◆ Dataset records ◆
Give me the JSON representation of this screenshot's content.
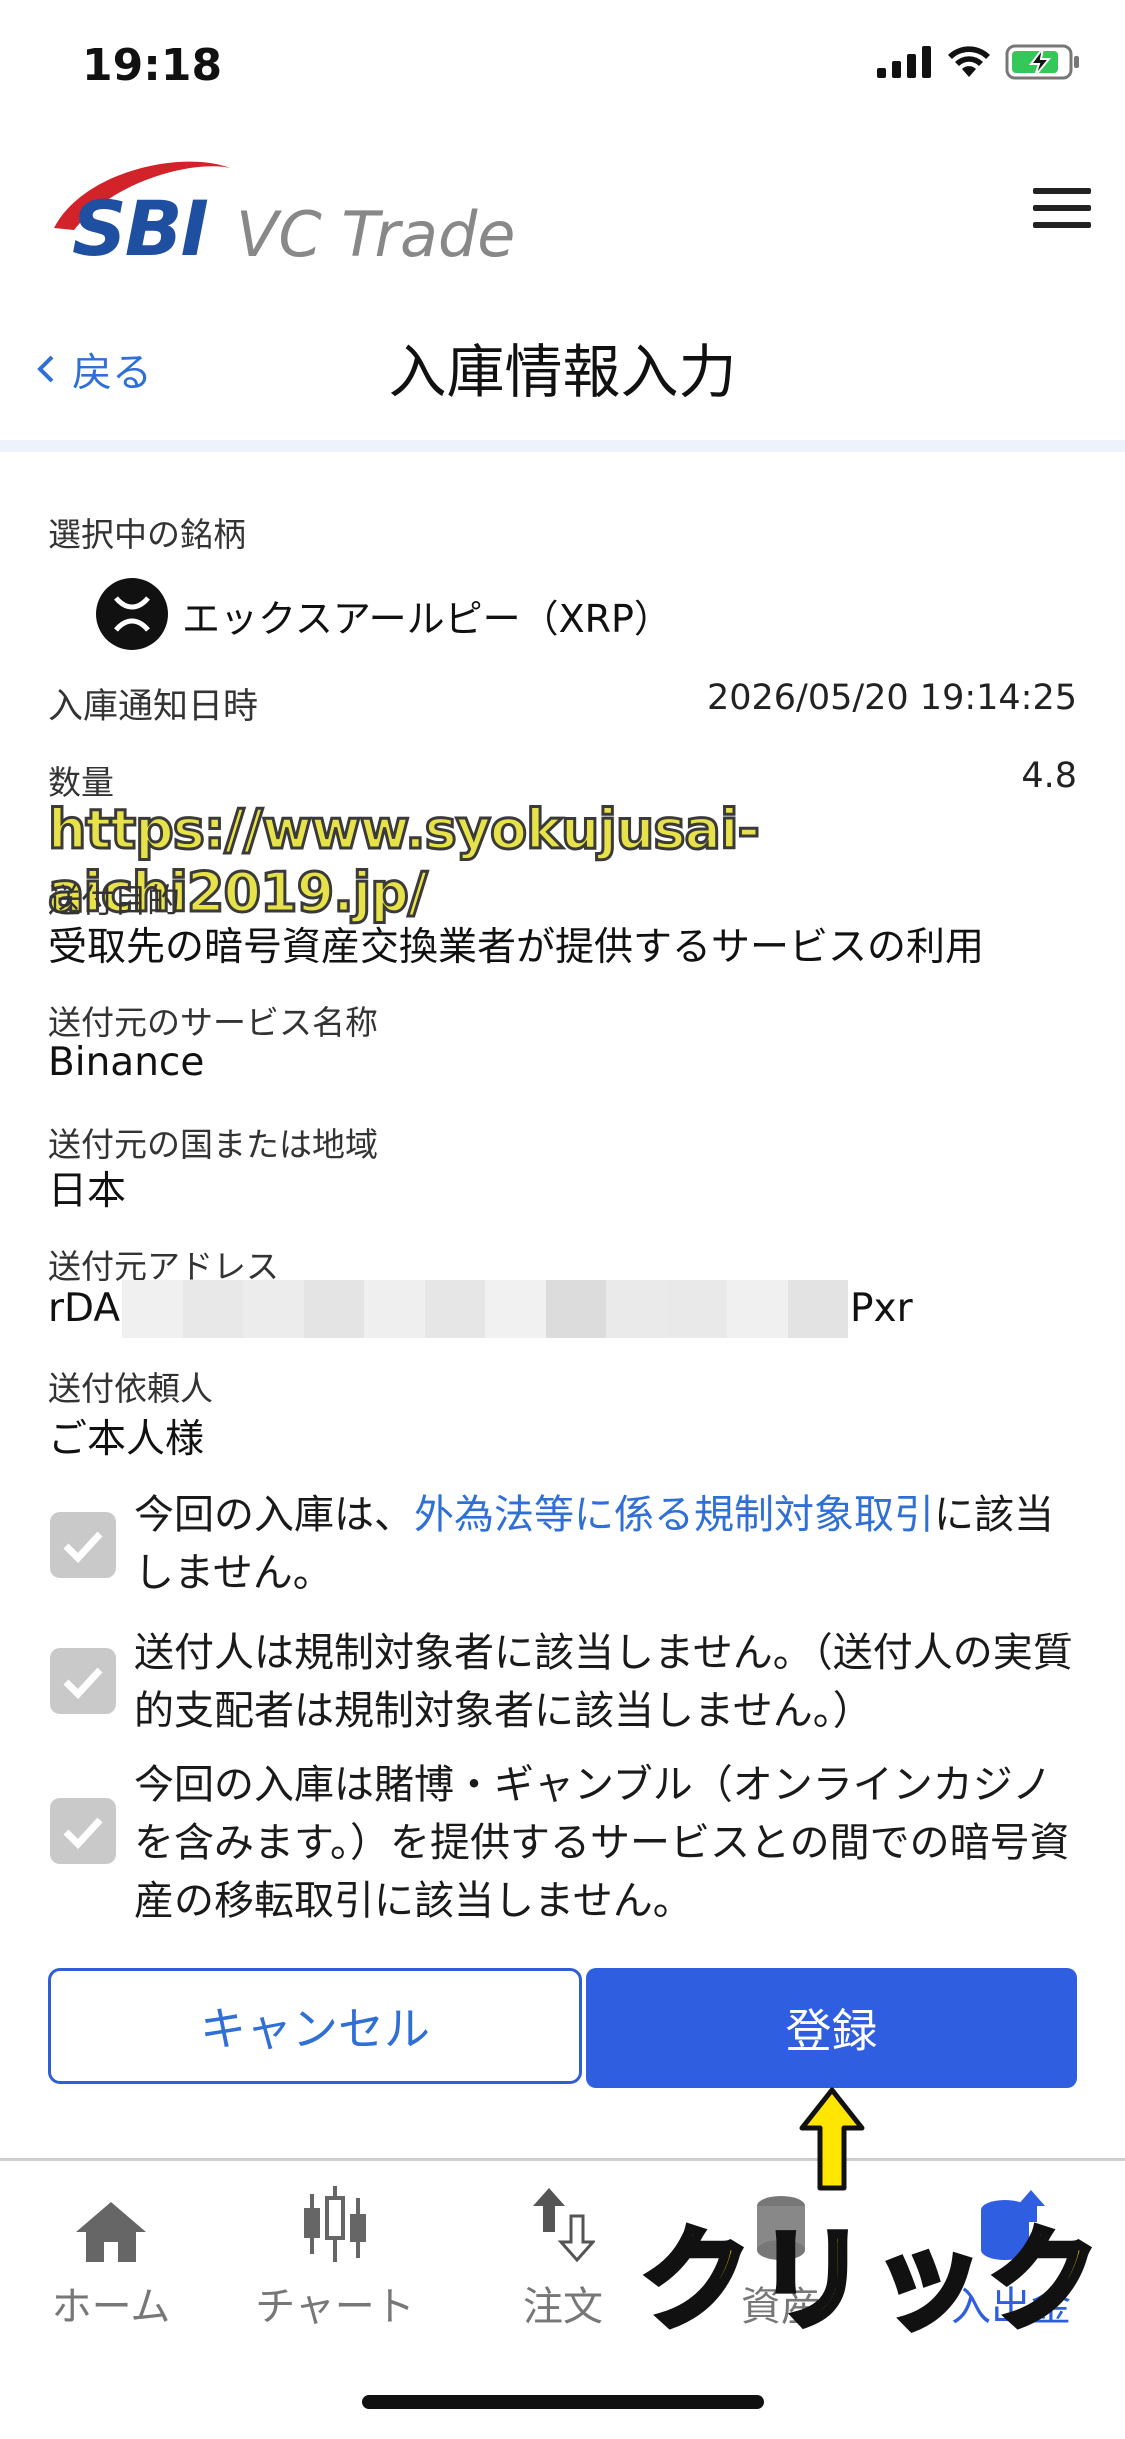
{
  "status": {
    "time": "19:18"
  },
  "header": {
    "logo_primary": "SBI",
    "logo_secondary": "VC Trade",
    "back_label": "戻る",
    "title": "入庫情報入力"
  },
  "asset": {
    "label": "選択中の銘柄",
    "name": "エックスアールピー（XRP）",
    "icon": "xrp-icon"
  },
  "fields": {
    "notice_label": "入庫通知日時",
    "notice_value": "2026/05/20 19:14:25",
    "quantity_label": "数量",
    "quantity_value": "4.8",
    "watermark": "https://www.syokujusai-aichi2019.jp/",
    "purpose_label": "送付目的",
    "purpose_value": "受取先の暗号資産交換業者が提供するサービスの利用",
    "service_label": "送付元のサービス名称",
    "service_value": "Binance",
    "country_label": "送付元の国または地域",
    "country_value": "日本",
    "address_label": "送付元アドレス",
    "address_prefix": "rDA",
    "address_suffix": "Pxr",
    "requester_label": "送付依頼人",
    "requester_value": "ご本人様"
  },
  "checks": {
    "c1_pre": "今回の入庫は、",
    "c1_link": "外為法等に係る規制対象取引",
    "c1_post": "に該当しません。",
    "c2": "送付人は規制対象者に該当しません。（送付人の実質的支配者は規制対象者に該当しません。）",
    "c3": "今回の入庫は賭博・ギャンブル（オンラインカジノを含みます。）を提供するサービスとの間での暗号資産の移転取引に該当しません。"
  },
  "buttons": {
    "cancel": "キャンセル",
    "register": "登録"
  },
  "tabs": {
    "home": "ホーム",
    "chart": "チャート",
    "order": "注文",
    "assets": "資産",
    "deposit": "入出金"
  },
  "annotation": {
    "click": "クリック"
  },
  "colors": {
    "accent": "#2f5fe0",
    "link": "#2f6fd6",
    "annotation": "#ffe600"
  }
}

◆ TO BE DONE ◆
Without including any pictures, please restate all the records exactly.

◆ THE COMPLETED TASK ◆
Give me the JSON representation of this screenshot's content.
{
  "status": {
    "time": "19:18"
  },
  "header": {
    "logo_primary": "SBI",
    "logo_secondary": "VC Trade",
    "back_label": "戻る",
    "title": "入庫情報入力"
  },
  "asset": {
    "label": "選択中の銘柄",
    "name": "エックスアールピー（XRP）",
    "icon": "xrp-icon"
  },
  "fields": {
    "notice_label": "入庫通知日時",
    "notice_value": "2026/05/20 19:14:25",
    "quantity_label": "数量",
    "quantity_value": "4.8",
    "watermark": "https://www.syokujusai-aichi2019.jp/",
    "purpose_label": "送付目的",
    "purpose_value": "受取先の暗号資産交換業者が提供するサービスの利用",
    "service_label": "送付元のサービス名称",
    "service_value": "Binance",
    "country_label": "送付元の国または地域",
    "country_value": "日本",
    "address_label": "送付元アドレス",
    "address_prefix": "rDA",
    "address_suffix": "Pxr",
    "requester_label": "送付依頼人",
    "requester_value": "ご本人様"
  },
  "checks": {
    "c1_pre": "今回の入庫は、",
    "c1_link": "外為法等に係る規制対象取引",
    "c1_post": "に該当しません。",
    "c2": "送付人は規制対象者に該当しません。（送付人の実質的支配者は規制対象者に該当しません。）",
    "c3": "今回の入庫は賭博・ギャンブル（オンラインカジノを含みます。）を提供するサービスとの間での暗号資産の移転取引に該当しません。"
  },
  "buttons": {
    "cancel": "キャンセル",
    "register": "登録"
  },
  "tabs": {
    "home": "ホーム",
    "chart": "チャート",
    "order": "注文",
    "assets": "資産",
    "deposit": "入出金"
  },
  "annotation": {
    "click": "クリック"
  },
  "colors": {
    "accent": "#2f5fe0",
    "link": "#2f6fd6",
    "annotation": "#ffe600"
  }
}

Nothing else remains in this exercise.